start

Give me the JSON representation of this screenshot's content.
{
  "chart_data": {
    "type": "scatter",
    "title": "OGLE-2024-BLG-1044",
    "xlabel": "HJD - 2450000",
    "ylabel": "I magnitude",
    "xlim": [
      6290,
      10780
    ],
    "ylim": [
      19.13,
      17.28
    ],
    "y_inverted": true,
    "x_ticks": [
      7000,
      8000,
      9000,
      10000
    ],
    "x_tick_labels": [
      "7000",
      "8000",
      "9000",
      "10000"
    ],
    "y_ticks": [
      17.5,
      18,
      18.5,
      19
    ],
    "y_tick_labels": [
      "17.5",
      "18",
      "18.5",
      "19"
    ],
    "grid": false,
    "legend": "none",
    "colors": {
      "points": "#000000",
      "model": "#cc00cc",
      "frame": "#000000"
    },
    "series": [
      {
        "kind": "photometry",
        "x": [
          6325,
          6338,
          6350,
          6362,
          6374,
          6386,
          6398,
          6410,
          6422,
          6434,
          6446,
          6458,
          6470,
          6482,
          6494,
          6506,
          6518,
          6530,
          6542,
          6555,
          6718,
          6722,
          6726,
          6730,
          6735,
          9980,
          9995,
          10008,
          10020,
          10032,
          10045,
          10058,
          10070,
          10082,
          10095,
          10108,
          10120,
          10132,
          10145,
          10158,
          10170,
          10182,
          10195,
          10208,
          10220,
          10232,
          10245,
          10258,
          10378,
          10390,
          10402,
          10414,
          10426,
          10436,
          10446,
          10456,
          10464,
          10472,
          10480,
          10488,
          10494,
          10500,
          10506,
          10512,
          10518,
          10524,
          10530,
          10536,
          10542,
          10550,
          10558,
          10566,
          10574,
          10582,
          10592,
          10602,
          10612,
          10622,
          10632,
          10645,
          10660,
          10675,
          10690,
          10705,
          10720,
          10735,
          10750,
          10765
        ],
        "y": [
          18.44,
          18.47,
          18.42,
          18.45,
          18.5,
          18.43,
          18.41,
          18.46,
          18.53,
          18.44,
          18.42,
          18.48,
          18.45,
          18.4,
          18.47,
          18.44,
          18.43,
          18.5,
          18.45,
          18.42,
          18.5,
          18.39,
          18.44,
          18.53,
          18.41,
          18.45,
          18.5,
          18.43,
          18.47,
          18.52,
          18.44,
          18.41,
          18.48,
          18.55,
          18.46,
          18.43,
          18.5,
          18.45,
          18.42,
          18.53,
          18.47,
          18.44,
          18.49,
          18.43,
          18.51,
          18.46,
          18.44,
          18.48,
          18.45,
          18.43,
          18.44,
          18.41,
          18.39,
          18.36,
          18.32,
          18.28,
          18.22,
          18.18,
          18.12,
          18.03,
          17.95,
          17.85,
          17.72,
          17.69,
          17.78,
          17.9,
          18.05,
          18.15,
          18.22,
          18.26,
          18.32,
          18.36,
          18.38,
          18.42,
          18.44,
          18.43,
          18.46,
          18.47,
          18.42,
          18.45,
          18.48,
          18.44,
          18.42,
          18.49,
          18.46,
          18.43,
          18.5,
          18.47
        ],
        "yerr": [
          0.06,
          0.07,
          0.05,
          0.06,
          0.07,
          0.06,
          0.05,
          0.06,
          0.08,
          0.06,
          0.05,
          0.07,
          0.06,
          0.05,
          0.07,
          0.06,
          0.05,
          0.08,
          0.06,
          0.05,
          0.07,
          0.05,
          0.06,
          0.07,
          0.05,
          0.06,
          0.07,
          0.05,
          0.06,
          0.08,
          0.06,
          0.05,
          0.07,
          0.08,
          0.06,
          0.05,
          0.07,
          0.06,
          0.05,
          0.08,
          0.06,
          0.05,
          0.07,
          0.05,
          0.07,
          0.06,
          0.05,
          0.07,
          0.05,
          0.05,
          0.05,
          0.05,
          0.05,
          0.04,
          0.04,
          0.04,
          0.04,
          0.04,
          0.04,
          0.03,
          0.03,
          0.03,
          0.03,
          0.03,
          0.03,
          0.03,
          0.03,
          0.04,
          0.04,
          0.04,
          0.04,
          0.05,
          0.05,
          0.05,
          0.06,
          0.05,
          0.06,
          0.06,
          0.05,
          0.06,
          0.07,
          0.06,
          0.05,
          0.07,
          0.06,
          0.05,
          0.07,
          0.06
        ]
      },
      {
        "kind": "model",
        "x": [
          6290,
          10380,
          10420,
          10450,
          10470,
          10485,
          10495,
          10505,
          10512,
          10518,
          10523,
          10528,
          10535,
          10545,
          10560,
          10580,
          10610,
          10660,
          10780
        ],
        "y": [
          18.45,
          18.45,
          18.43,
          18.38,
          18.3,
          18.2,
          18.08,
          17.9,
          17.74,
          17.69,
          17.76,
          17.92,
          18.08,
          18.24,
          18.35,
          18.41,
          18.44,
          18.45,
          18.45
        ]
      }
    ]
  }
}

end

Each record above should be returned exactly as it appears.

Give me the JSON representation of this screenshot's content.
{
  "chart_data": {
    "type": "scatter",
    "title": "OGLE-2024-BLG-1044",
    "xlabel": "HJD - 2450000",
    "ylabel": "I magnitude",
    "xlim": [
      6290,
      10780
    ],
    "ylim": [
      19.13,
      17.28
    ],
    "y_inverted": true,
    "x_ticks": [
      7000,
      8000,
      9000,
      10000
    ],
    "x_tick_labels": [
      "7000",
      "8000",
      "9000",
      "10000"
    ],
    "y_ticks": [
      17.5,
      18,
      18.5,
      19
    ],
    "y_tick_labels": [
      "17.5",
      "18",
      "18.5",
      "19"
    ],
    "grid": false,
    "legend": "none",
    "colors": {
      "points": "#000000",
      "model": "#cc00cc",
      "frame": "#000000"
    },
    "series": [
      {
        "kind": "photometry",
        "x": [
          6325,
          6338,
          6350,
          6362,
          6374,
          6386,
          6398,
          6410,
          6422,
          6434,
          6446,
          6458,
          6470,
          6482,
          6494,
          6506,
          6518,
          6530,
          6542,
          6555,
          6718,
          6722,
          6726,
          6730,
          6735,
          9980,
          9995,
          10008,
          10020,
          10032,
          10045,
          10058,
          10070,
          10082,
          10095,
          10108,
          10120,
          10132,
          10145,
          10158,
          10170,
          10182,
          10195,
          10208,
          10220,
          10232,
          10245,
          10258,
          10378,
          10390,
          10402,
          10414,
          10426,
          10436,
          10446,
          10456,
          10464,
          10472,
          10480,
          10488,
          10494,
          10500,
          10506,
          10512,
          10518,
          10524,
          10530,
          10536,
          10542,
          10550,
          10558,
          10566,
          10574,
          10582,
          10592,
          10602,
          10612,
          10622,
          10632,
          10645,
          10660,
          10675,
          10690,
          10705,
          10720,
          10735,
          10750,
          10765
        ],
        "y": [
          18.44,
          18.47,
          18.42,
          18.45,
          18.5,
          18.43,
          18.41,
          18.46,
          18.53,
          18.44,
          18.42,
          18.48,
          18.45,
          18.4,
          18.47,
          18.44,
          18.43,
          18.5,
          18.45,
          18.42,
          18.5,
          18.39,
          18.44,
          18.53,
          18.41,
          18.45,
          18.5,
          18.43,
          18.47,
          18.52,
          18.44,
          18.41,
          18.48,
          18.55,
          18.46,
          18.43,
          18.5,
          18.45,
          18.42,
          18.53,
          18.47,
          18.44,
          18.49,
          18.43,
          18.51,
          18.46,
          18.44,
          18.48,
          18.45,
          18.43,
          18.44,
          18.41,
          18.39,
          18.36,
          18.32,
          18.28,
          18.22,
          18.18,
          18.12,
          18.03,
          17.95,
          17.85,
          17.72,
          17.69,
          17.78,
          17.9,
          18.05,
          18.15,
          18.22,
          18.26,
          18.32,
          18.36,
          18.38,
          18.42,
          18.44,
          18.43,
          18.46,
          18.47,
          18.42,
          18.45,
          18.48,
          18.44,
          18.42,
          18.49,
          18.46,
          18.43,
          18.5,
          18.47
        ],
        "yerr": [
          0.06,
          0.07,
          0.05,
          0.06,
          0.07,
          0.06,
          0.05,
          0.06,
          0.08,
          0.06,
          0.05,
          0.07,
          0.06,
          0.05,
          0.07,
          0.06,
          0.05,
          0.08,
          0.06,
          0.05,
          0.07,
          0.05,
          0.06,
          0.07,
          0.05,
          0.06,
          0.07,
          0.05,
          0.06,
          0.08,
          0.06,
          0.05,
          0.07,
          0.08,
          0.06,
          0.05,
          0.07,
          0.06,
          0.05,
          0.08,
          0.06,
          0.05,
          0.07,
          0.05,
          0.07,
          0.06,
          0.05,
          0.07,
          0.05,
          0.05,
          0.05,
          0.05,
          0.05,
          0.04,
          0.04,
          0.04,
          0.04,
          0.04,
          0.04,
          0.03,
          0.03,
          0.03,
          0.03,
          0.03,
          0.03,
          0.03,
          0.03,
          0.04,
          0.04,
          0.04,
          0.04,
          0.05,
          0.05,
          0.05,
          0.06,
          0.05,
          0.06,
          0.06,
          0.05,
          0.06,
          0.07,
          0.06,
          0.05,
          0.07,
          0.06,
          0.05,
          0.07,
          0.06
        ]
      },
      {
        "kind": "model",
        "x": [
          6290,
          10380,
          10420,
          10450,
          10470,
          10485,
          10495,
          10505,
          10512,
          10518,
          10523,
          10528,
          10535,
          10545,
          10560,
          10580,
          10610,
          10660,
          10780
        ],
        "y": [
          18.45,
          18.45,
          18.43,
          18.38,
          18.3,
          18.2,
          18.08,
          17.9,
          17.74,
          17.69,
          17.76,
          17.92,
          18.08,
          18.24,
          18.35,
          18.41,
          18.44,
          18.45,
          18.45
        ]
      }
    ]
  }
}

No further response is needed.